**PROBLEM TO WORK ON**. Quote the records that follow in full and exactly; leave out the pictures.

(A block of data)
------------------------------------------------
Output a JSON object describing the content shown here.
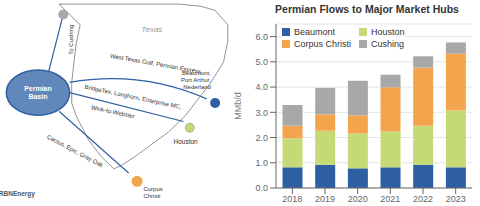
{
  "chart_data": {
    "type": "bar",
    "title": "Permian Flows to Major Market Hubs",
    "categories": [
      "2018",
      "2019",
      "2020",
      "2021",
      "2022",
      "2023"
    ],
    "series": [
      {
        "name": "Beaumont",
        "color": "#2E5FA3",
        "values": [
          0.82,
          0.92,
          0.78,
          0.82,
          0.92,
          0.82
        ]
      },
      {
        "name": "Houston",
        "color": "#C5D975",
        "values": [
          1.15,
          1.35,
          1.38,
          1.42,
          1.55,
          2.25
        ]
      },
      {
        "name": "Corpus Christi",
        "color": "#F4A44C",
        "values": [
          0.5,
          0.65,
          0.72,
          1.75,
          2.3,
          2.25
        ]
      },
      {
        "name": "Cushing",
        "color": "#A8A8A8",
        "values": [
          0.82,
          1.05,
          1.37,
          0.5,
          0.45,
          0.45
        ]
      }
    ],
    "stacked": true,
    "ylabel": "MMb/d",
    "ylim": [
      0,
      6.5
    ],
    "yticks": [
      {
        "value": 0,
        "label": "0.0"
      },
      {
        "value": 1,
        "label": "1.0"
      },
      {
        "value": 2,
        "label": "2.0"
      },
      {
        "value": 3,
        "label": "3.0"
      },
      {
        "value": 4,
        "label": "4.0"
      },
      {
        "value": 5,
        "label": "5.0"
      },
      {
        "value": 6,
        "label": "6.0"
      }
    ],
    "grid": true,
    "legend": "upper left",
    "annotations": [
      "Texas",
      "Permian\nBasin",
      "To Cushing",
      "Beaumont,\nPort Arthur,\nNederland",
      "Houston",
      "Corpus\nChristi",
      "West Texas Gulf, Permian Express",
      "BridgeTex, Longhorn, Enterprise MC,",
      "Wink-to-Webster",
      "Cactus, Epic, Gray Oak",
      "RBNEnergy"
    ]
  }
}
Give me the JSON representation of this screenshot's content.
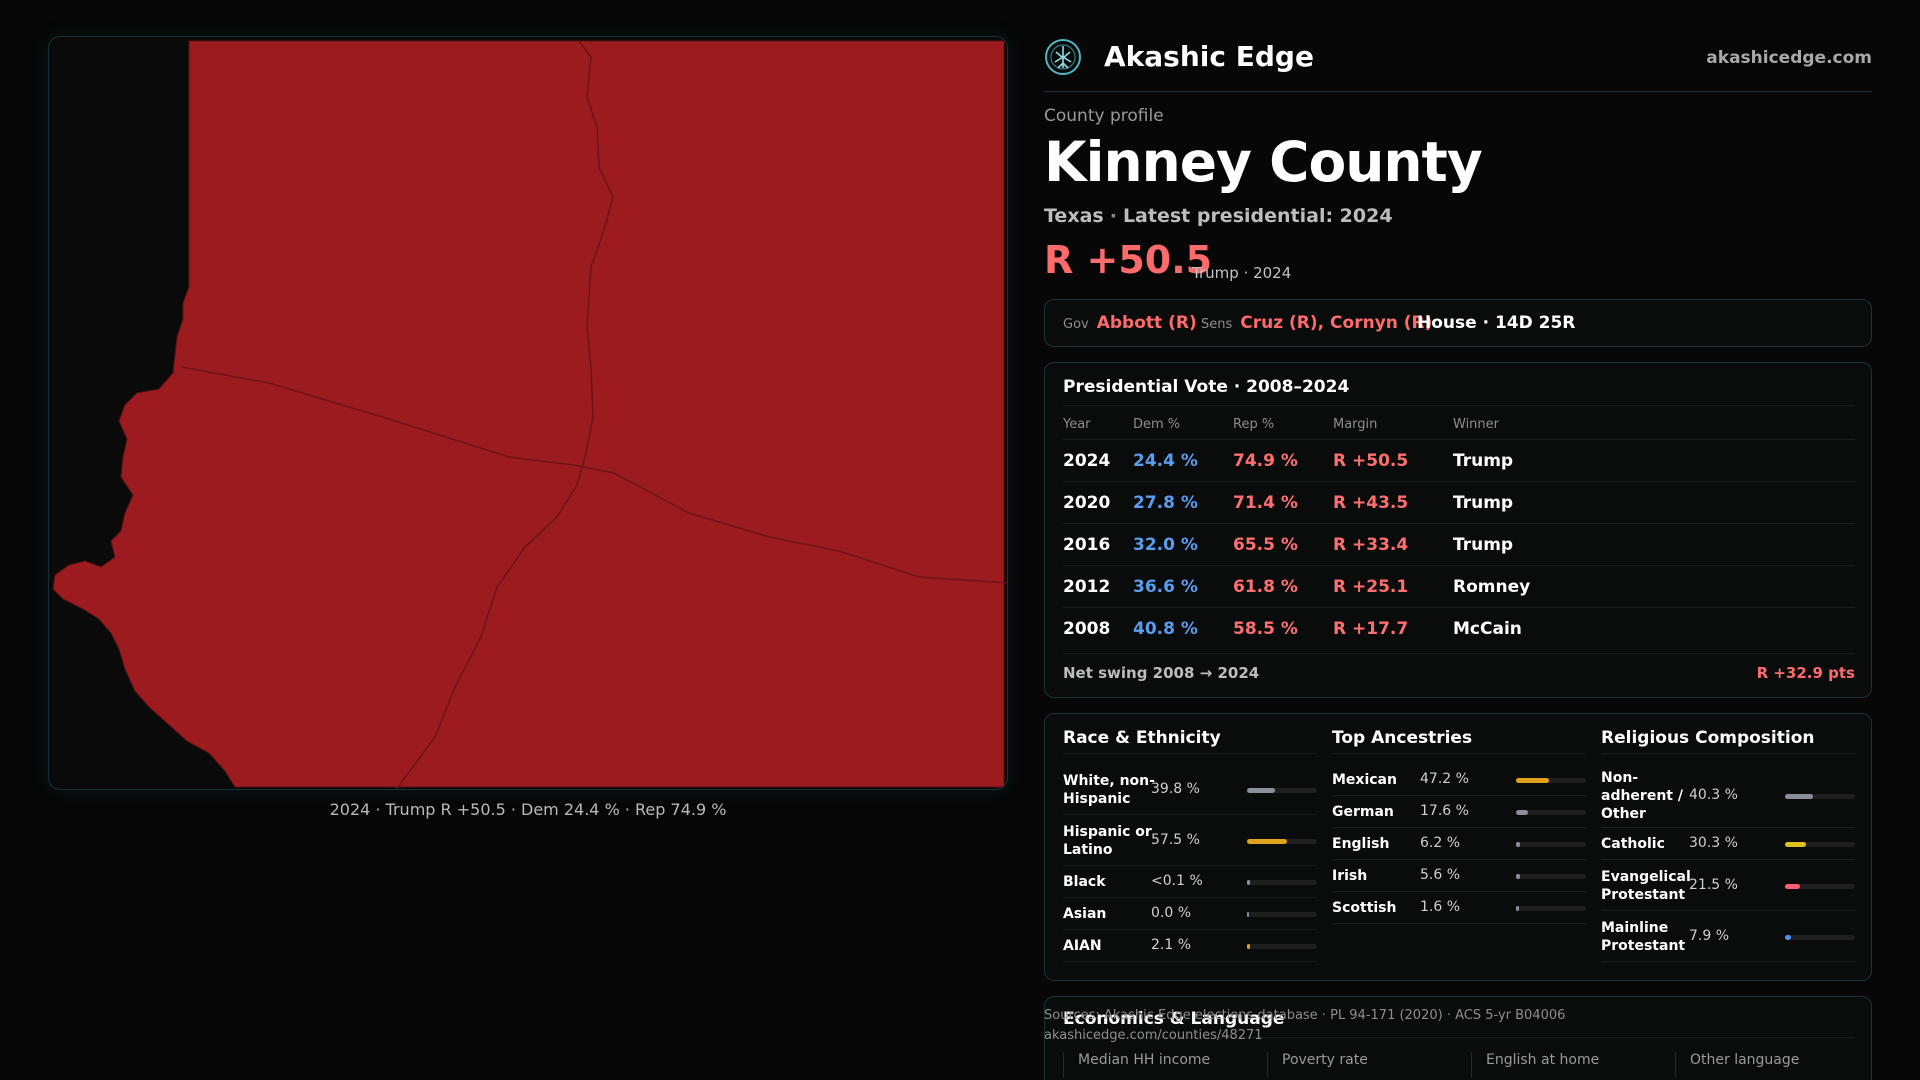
{
  "map": {
    "fill_color": "#9b1b1f",
    "caption": "2024 · Trump R +50.5 · Dem 24.4 % · Rep 74.9 %"
  },
  "brand": {
    "name": "Akashic Edge",
    "url": "akashicedge.com",
    "logo_icon": "tree-of-life-icon"
  },
  "profile": {
    "label": "County profile",
    "county": "Kinney County",
    "state": "Texas",
    "latest": "Latest presidential: 2024",
    "margin": "R +50.5",
    "margin_note": "Trump · 2024"
  },
  "officials": {
    "gov_tag": "Gov",
    "gov": "Abbott (R)",
    "sens_tag": "Sens",
    "sens": "Cruz (R), Cornyn (R)",
    "house": "House · 14D 25R"
  },
  "votes": {
    "title": "Presidential Vote · 2008–2024",
    "headers": [
      "Year",
      "Dem %",
      "Rep %",
      "Margin",
      "Winner"
    ],
    "rows": [
      {
        "year": "2024",
        "dem": "24.4 %",
        "rep": "74.9 %",
        "margin": "R +50.5",
        "winner": "Trump"
      },
      {
        "year": "2020",
        "dem": "27.8 %",
        "rep": "71.4 %",
        "margin": "R +43.5",
        "winner": "Trump"
      },
      {
        "year": "2016",
        "dem": "32.0 %",
        "rep": "65.5 %",
        "margin": "R +33.4",
        "winner": "Trump"
      },
      {
        "year": "2012",
        "dem": "36.6 %",
        "rep": "61.8 %",
        "margin": "R +25.1",
        "winner": "Romney"
      },
      {
        "year": "2008",
        "dem": "40.8 %",
        "rep": "58.5 %",
        "margin": "R +17.7",
        "winner": "McCain"
      }
    ],
    "swing_label": "Net swing 2008 → 2024",
    "swing_value": "R +32.9 pts"
  },
  "race": {
    "title": "Race & Ethnicity",
    "rows": [
      {
        "label": "White, non-\nHispanic",
        "pct": "39.8 %",
        "level": 0.398,
        "color": "#8a8f99"
      },
      {
        "label": "Hispanic or\nLatino",
        "pct": "57.5 %",
        "level": 0.575,
        "color": "#e0a21b"
      },
      {
        "label": "Black",
        "pct": "<0.1 %",
        "level": 0.001,
        "color": "#8a8f99"
      },
      {
        "label": "Asian",
        "pct": "0.0 %",
        "level": 0.0,
        "color": "#8a8f99"
      },
      {
        "label": "AIAN",
        "pct": "2.1 %",
        "level": 0.021,
        "color": "#e0a21b"
      }
    ]
  },
  "ancestry": {
    "title": "Top Ancestries",
    "rows": [
      {
        "label": "Mexican",
        "pct": "47.2 %",
        "level": 0.472,
        "color": "#e0a21b"
      },
      {
        "label": "German",
        "pct": "17.6 %",
        "level": 0.176,
        "color": "#8a8f99"
      },
      {
        "label": "English",
        "pct": "6.2 %",
        "level": 0.062,
        "color": "#8a8f99"
      },
      {
        "label": "Irish",
        "pct": "5.6 %",
        "level": 0.056,
        "color": "#8a8f99"
      },
      {
        "label": "Scottish",
        "pct": "1.6 %",
        "level": 0.016,
        "color": "#8a8f99"
      }
    ]
  },
  "religion": {
    "title": "Religious Composition",
    "rows": [
      {
        "label": "Non-\nadherent /\nOther",
        "pct": "40.3 %",
        "level": 0.403,
        "color": "#8a8f99"
      },
      {
        "label": "Catholic",
        "pct": "30.3 %",
        "level": 0.303,
        "color": "#e0c21b"
      },
      {
        "label": "Evangelical\nProtestant",
        "pct": "21.5 %",
        "level": 0.215,
        "color": "#ff5f6d"
      },
      {
        "label": "Mainline\nProtestant",
        "pct": "7.9 %",
        "level": 0.079,
        "color": "#4f8ff0"
      }
    ]
  },
  "econ": {
    "title": "Economics & Language",
    "headers": [
      "Median HH income",
      "Poverty rate",
      "English at home",
      "Other language"
    ]
  },
  "sources": {
    "line1": "Sources: Akashic Edge elections database · PL 94-171 (2020) · ACS 5-yr B04006",
    "line2": "akashicedge.com/counties/48271"
  }
}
------------------------------------------------
**ANSWER**.
Output a JSON object describing the content shown here.
{
  "chart_data": {
    "type": "bar",
    "title": "Permian Flows to Major Market Hubs",
    "categories": [
      "2018",
      "2019",
      "2020",
      "2021",
      "2022",
      "2023"
    ],
    "series": [
      {
        "name": "Beaumont",
        "color": "#2E5FA3",
        "values": [
          0.82,
          0.92,
          0.78,
          0.82,
          0.92,
          0.82
        ]
      },
      {
        "name": "Houston",
        "color": "#C5D975",
        "values": [
          1.15,
          1.35,
          1.38,
          1.42,
          1.55,
          2.25
        ]
      },
      {
        "name": "Corpus Christi",
        "color": "#F4A44C",
        "values": [
          0.5,
          0.65,
          0.72,
          1.75,
          2.3,
          2.25
        ]
      },
      {
        "name": "Cushing",
        "color": "#A8A8A8",
        "values": [
          0.82,
          1.05,
          1.37,
          0.5,
          0.45,
          0.45
        ]
      }
    ],
    "stacked": true,
    "ylabel": "MMb/d",
    "ylim": [
      0,
      6.5
    ],
    "yticks": [
      {
        "value": 0,
        "label": "0.0"
      },
      {
        "value": 1,
        "label": "1.0"
      },
      {
        "value": 2,
        "label": "2.0"
      },
      {
        "value": 3,
        "label": "3.0"
      },
      {
        "value": 4,
        "label": "4.0"
      },
      {
        "value": 5,
        "label": "5.0"
      },
      {
        "value": 6,
        "label": "6.0"
      }
    ],
    "grid": true,
    "legend": "upper left",
    "annotations": [
      "Texas",
      "Permian\nBasin",
      "To Cushing",
      "Beaumont,\nPort Arthur,\nNederland",
      "Houston",
      "Corpus\nChristi",
      "West Texas Gulf, Permian Express",
      "BridgeTex, Longhorn, Enterprise MC,",
      "Wink-to-Webster",
      "Cactus, Epic, Gray Oak",
      "RBNEnergy"
    ]
  }
}
Give me the JSON representation of this screenshot's content.
{
  "map": {
    "fill_color": "#9b1b1f",
    "caption": "2024 · Trump R +50.5 · Dem 24.4 % · Rep 74.9 %"
  },
  "brand": {
    "name": "Akashic Edge",
    "url": "akashicedge.com",
    "logo_icon": "tree-of-life-icon"
  },
  "profile": {
    "label": "County profile",
    "county": "Kinney County",
    "state": "Texas",
    "latest": "Latest presidential: 2024",
    "margin": "R +50.5",
    "margin_note": "Trump · 2024"
  },
  "officials": {
    "gov_tag": "Gov",
    "gov": "Abbott (R)",
    "sens_tag": "Sens",
    "sens": "Cruz (R), Cornyn (R)",
    "house": "House · 14D 25R"
  },
  "votes": {
    "title": "Presidential Vote · 2008–2024",
    "headers": [
      "Year",
      "Dem %",
      "Rep %",
      "Margin",
      "Winner"
    ],
    "rows": [
      {
        "year": "2024",
        "dem": "24.4 %",
        "rep": "74.9 %",
        "margin": "R +50.5",
        "winner": "Trump"
      },
      {
        "year": "2020",
        "dem": "27.8 %",
        "rep": "71.4 %",
        "margin": "R +43.5",
        "winner": "Trump"
      },
      {
        "year": "2016",
        "dem": "32.0 %",
        "rep": "65.5 %",
        "margin": "R +33.4",
        "winner": "Trump"
      },
      {
        "year": "2012",
        "dem": "36.6 %",
        "rep": "61.8 %",
        "margin": "R +25.1",
        "winner": "Romney"
      },
      {
        "year": "2008",
        "dem": "40.8 %",
        "rep": "58.5 %",
        "margin": "R +17.7",
        "winner": "McCain"
      }
    ],
    "swing_label": "Net swing 2008 → 2024",
    "swing_value": "R +32.9 pts"
  },
  "race": {
    "title": "Race & Ethnicity",
    "rows": [
      {
        "label": "White, non-\nHispanic",
        "pct": "39.8 %",
        "level": 0.398,
        "color": "#8a8f99"
      },
      {
        "label": "Hispanic or\nLatino",
        "pct": "57.5 %",
        "level": 0.575,
        "color": "#e0a21b"
      },
      {
        "label": "Black",
        "pct": "<0.1 %",
        "level": 0.001,
        "color": "#8a8f99"
      },
      {
        "label": "Asian",
        "pct": "0.0 %",
        "level": 0.0,
        "color": "#8a8f99"
      },
      {
        "label": "AIAN",
        "pct": "2.1 %",
        "level": 0.021,
        "color": "#e0a21b"
      }
    ]
  },
  "ancestry": {
    "title": "Top Ancestries",
    "rows": [
      {
        "label": "Mexican",
        "pct": "47.2 %",
        "level": 0.472,
        "color": "#e0a21b"
      },
      {
        "label": "German",
        "pct": "17.6 %",
        "level": 0.176,
        "color": "#8a8f99"
      },
      {
        "label": "English",
        "pct": "6.2 %",
        "level": 0.062,
        "color": "#8a8f99"
      },
      {
        "label": "Irish",
        "pct": "5.6 %",
        "level": 0.056,
        "color": "#8a8f99"
      },
      {
        "label": "Scottish",
        "pct": "1.6 %",
        "level": 0.016,
        "color": "#8a8f99"
      }
    ]
  },
  "religion": {
    "title": "Religious Composition",
    "rows": [
      {
        "label": "Non-\nadherent /\nOther",
        "pct": "40.3 %",
        "level": 0.403,
        "color": "#8a8f99"
      },
      {
        "label": "Catholic",
        "pct": "30.3 %",
        "level": 0.303,
        "color": "#e0c21b"
      },
      {
        "label": "Evangelical\nProtestant",
        "pct": "21.5 %",
        "level": 0.215,
        "color": "#ff5f6d"
      },
      {
        "label": "Mainline\nProtestant",
        "pct": "7.9 %",
        "level": 0.079,
        "color": "#4f8ff0"
      }
    ]
  },
  "econ": {
    "title": "Economics & Language",
    "headers": [
      "Median HH income",
      "Poverty rate",
      "English at home",
      "Other language"
    ]
  },
  "sources": {
    "line1": "Sources: Akashic Edge elections database · PL 94-171 (2020) · ACS 5-yr B04006",
    "line2": "akashicedge.com/counties/48271"
  }
}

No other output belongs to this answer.